(WHAT YOU SHOULD DO)
Every entry below should be transcribed exactly; pictures stay out of the copy.

** begin GIVEN RECORDS **

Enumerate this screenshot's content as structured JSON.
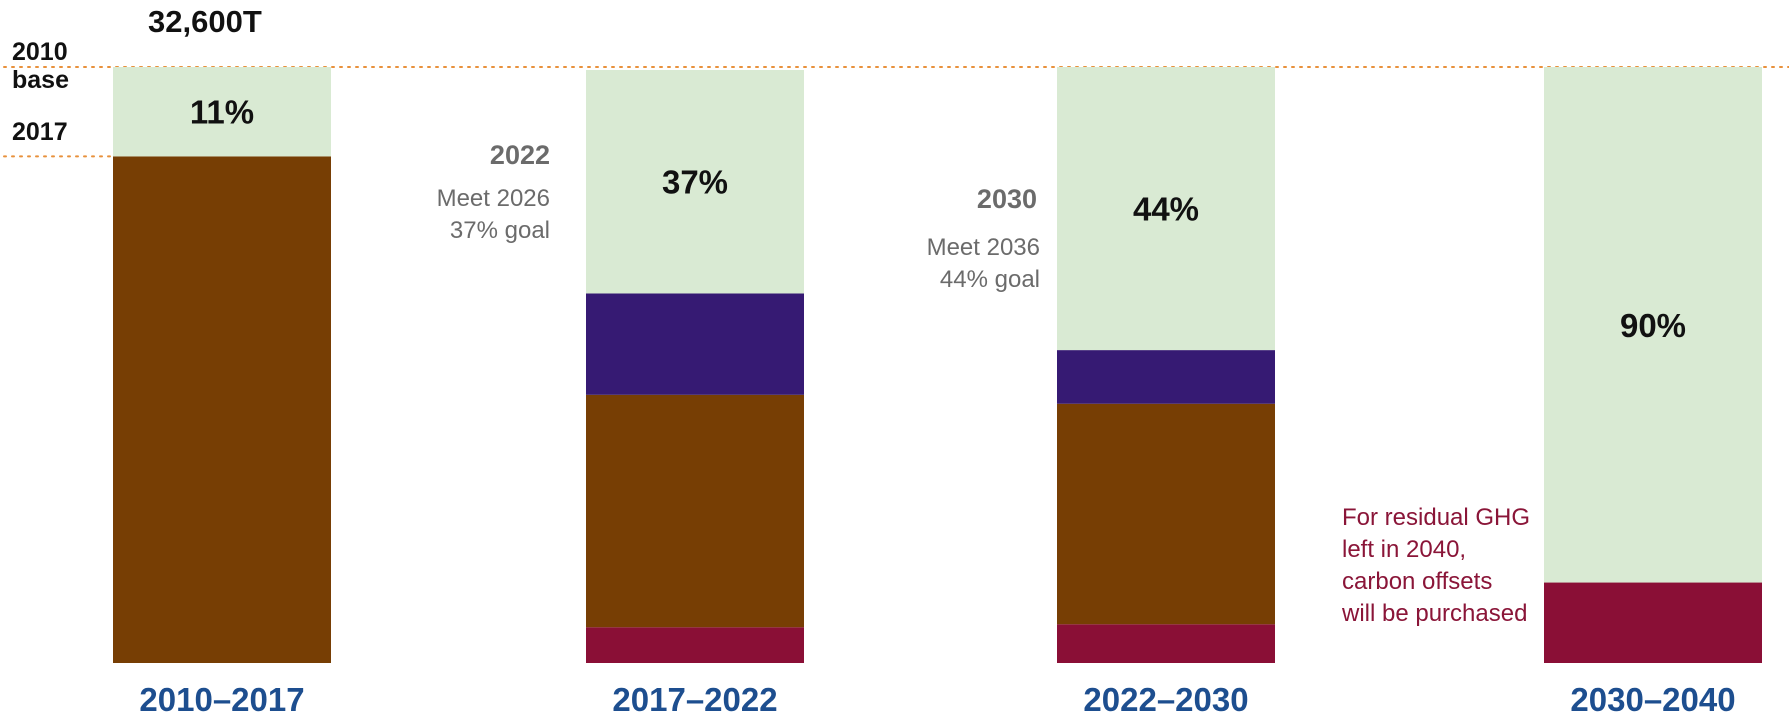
{
  "annotations": {
    "total": "32,600T",
    "base_2010_line1": "2010",
    "base_2010_line2": "base",
    "base_2017": "2017",
    "goal_2022_year": "2022",
    "goal_2022_line1": "Meet 2026",
    "goal_2022_line2": "37% goal",
    "goal_2030_year": "2030",
    "goal_2030_line1": "Meet 2036",
    "goal_2030_line2": "44% goal",
    "offset_note": "For residual GHG left in 2040, carbon offsets will be purchased"
  },
  "colors": {
    "reduction": "#d9ead3",
    "brown": "#773e04",
    "purple": "#361a73",
    "maroon": "#8a0f36",
    "category_label": "#1d4e8f",
    "reference_line": "#e8913c",
    "goal_text": "#6b6b6b"
  },
  "chart_data": {
    "type": "bar",
    "stacked": true,
    "categories": [
      "2010–2017",
      "2017–2022",
      "2022–2030",
      "2030–2040"
    ],
    "ylim": [
      0,
      100
    ],
    "series": [
      {
        "color": "#8a0f36",
        "values": [
          0,
          6,
          6.5,
          13.5
        ]
      },
      {
        "color": "#773e04",
        "values": [
          85,
          39,
          37,
          0
        ]
      },
      {
        "color": "#361a73",
        "values": [
          0,
          17,
          9,
          0
        ]
      },
      {
        "color": "#d9ead3",
        "values": [
          15,
          37.5,
          47.5,
          86.5
        ]
      }
    ],
    "data_labels": [
      "11%",
      "37%",
      "44%",
      "90%"
    ],
    "reference_lines": [
      {
        "label": "2010 base",
        "value": 100
      },
      {
        "label": "2017",
        "value": 85
      }
    ]
  }
}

** end GIVEN RECORDS **

(OUTPUT FOR THIS EXERCISE)
Enumerate this screenshot's content as structured JSON.
{
  "annotations": {
    "total": "32,600T",
    "base_2010_line1": "2010",
    "base_2010_line2": "base",
    "base_2017": "2017",
    "goal_2022_year": "2022",
    "goal_2022_line1": "Meet 2026",
    "goal_2022_line2": "37% goal",
    "goal_2030_year": "2030",
    "goal_2030_line1": "Meet 2036",
    "goal_2030_line2": "44% goal",
    "offset_note": "For residual GHG left in 2040, carbon offsets will be purchased"
  },
  "colors": {
    "reduction": "#d9ead3",
    "brown": "#773e04",
    "purple": "#361a73",
    "maroon": "#8a0f36",
    "category_label": "#1d4e8f",
    "reference_line": "#e8913c",
    "goal_text": "#6b6b6b"
  },
  "chart_data": {
    "type": "bar",
    "stacked": true,
    "categories": [
      "2010–2017",
      "2017–2022",
      "2022–2030",
      "2030–2040"
    ],
    "ylim": [
      0,
      100
    ],
    "series": [
      {
        "color": "#8a0f36",
        "values": [
          0,
          6,
          6.5,
          13.5
        ]
      },
      {
        "color": "#773e04",
        "values": [
          85,
          39,
          37,
          0
        ]
      },
      {
        "color": "#361a73",
        "values": [
          0,
          17,
          9,
          0
        ]
      },
      {
        "color": "#d9ead3",
        "values": [
          15,
          37.5,
          47.5,
          86.5
        ]
      }
    ],
    "data_labels": [
      "11%",
      "37%",
      "44%",
      "90%"
    ],
    "reference_lines": [
      {
        "label": "2010 base",
        "value": 100
      },
      {
        "label": "2017",
        "value": 85
      }
    ]
  }
}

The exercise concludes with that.